-- start of Dataset excerpts --

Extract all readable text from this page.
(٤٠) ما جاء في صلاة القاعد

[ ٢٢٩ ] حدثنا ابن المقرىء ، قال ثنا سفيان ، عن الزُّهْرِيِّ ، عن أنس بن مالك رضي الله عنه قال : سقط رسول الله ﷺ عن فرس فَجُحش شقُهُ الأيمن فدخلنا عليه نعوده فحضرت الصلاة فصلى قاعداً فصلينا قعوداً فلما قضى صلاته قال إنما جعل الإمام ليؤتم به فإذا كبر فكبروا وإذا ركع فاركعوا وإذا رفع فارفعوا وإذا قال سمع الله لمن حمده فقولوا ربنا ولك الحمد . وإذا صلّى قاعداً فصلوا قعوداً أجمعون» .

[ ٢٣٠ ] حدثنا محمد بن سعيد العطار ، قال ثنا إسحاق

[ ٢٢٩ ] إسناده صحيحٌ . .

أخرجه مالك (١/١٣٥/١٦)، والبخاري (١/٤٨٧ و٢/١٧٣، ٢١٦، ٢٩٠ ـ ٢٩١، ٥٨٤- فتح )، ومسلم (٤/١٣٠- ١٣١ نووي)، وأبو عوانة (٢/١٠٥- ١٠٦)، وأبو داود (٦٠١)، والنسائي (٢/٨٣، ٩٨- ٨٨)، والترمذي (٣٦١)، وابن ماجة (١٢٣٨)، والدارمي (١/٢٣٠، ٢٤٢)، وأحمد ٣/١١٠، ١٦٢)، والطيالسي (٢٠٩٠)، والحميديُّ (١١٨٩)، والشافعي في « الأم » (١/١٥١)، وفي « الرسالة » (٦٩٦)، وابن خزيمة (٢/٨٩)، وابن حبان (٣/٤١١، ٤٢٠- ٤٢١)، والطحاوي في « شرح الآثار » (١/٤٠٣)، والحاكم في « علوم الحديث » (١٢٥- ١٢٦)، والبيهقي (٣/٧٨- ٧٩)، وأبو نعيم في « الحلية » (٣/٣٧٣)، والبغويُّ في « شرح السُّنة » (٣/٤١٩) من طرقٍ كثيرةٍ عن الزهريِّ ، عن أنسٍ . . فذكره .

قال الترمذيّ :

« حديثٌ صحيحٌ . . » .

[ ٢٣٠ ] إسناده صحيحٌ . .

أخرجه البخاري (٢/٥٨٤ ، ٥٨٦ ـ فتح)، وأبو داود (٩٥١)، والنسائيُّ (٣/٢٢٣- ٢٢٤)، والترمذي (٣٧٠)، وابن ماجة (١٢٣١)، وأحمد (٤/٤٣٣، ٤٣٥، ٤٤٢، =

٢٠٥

-- end of Dataset excerpts --

- **Written request**: Give back each line above precisely as it stands.

- **Finished task**:
Extract all readable text from this page.
(٤٠) ما جاء في صلاة القاعد

[ ٢٢٩ ] حدثنا ابن المقرىء ، قال ثنا سفيان ، عن الزُّهْرِيِّ ، عن أنس بن مالك رضي الله عنه قال : سقط رسول الله ﷺ عن فرس فَجُحش شقُهُ الأيمن فدخلنا عليه نعوده فحضرت الصلاة فصلى قاعداً فصلينا قعوداً فلما قضى صلاته قال إنما جعل الإمام ليؤتم به فإذا كبر فكبروا وإذا ركع فاركعوا وإذا رفع فارفعوا وإذا قال سمع الله لمن حمده فقولوا ربنا ولك الحمد . وإذا صلّى قاعداً فصلوا قعوداً أجمعون» .

[ ٢٣٠ ] حدثنا محمد بن سعيد العطار ، قال ثنا إسحاق

[ ٢٢٩ ] إسناده صحيحٌ . .

أخرجه مالك (١/١٣٥/١٦)، والبخاري (١/٤٨٧ و٢/١٧٣، ٢١٦، ٢٩٠ ـ ٢٩١، ٥٨٤- فتح )، ومسلم (٤/١٣٠- ١٣١ نووي)، وأبو عوانة (٢/١٠٥- ١٠٦)، وأبو داود (٦٠١)، والنسائي (٢/٨٣، ٩٨- ٨٨)، والترمذي (٣٦١)، وابن ماجة (١٢٣٨)، والدارمي (١/٢٣٠، ٢٤٢)، وأحمد ٣/١١٠، ١٦٢)، والطيالسي (٢٠٩٠)، والحميديُّ (١١٨٩)، والشافعي في « الأم » (١/١٥١)، وفي « الرسالة » (٦٩٦)، وابن خزيمة (٢/٨٩)، وابن حبان (٣/٤١١، ٤٢٠- ٤٢١)، والطحاوي في « شرح الآثار » (١/٤٠٣)، والحاكم في « علوم الحديث » (١٢٥- ١٢٦)، والبيهقي (٣/٧٨- ٧٩)، وأبو نعيم في « الحلية » (٣/٣٧٣)، والبغويُّ في « شرح السُّنة » (٣/٤١٩) من طرقٍ كثيرةٍ عن الزهريِّ ، عن أنسٍ . . فذكره .

قال الترمذيّ :

« حديثٌ صحيحٌ . . » .

[ ٢٣٠ ] إسناده صحيحٌ . .

أخرجه البخاري (٢/٥٨٤ ، ٥٨٦ ـ فتح)، وأبو داود (٩٥١)، والنسائيُّ (٣/٢٢٣- ٢٢٤)، والترمذي (٣٧٠)، وابن ماجة (١٢٣١)، وأحمد (٤/٤٣٣، ٤٣٥، ٤٤٢، =

٢٠٥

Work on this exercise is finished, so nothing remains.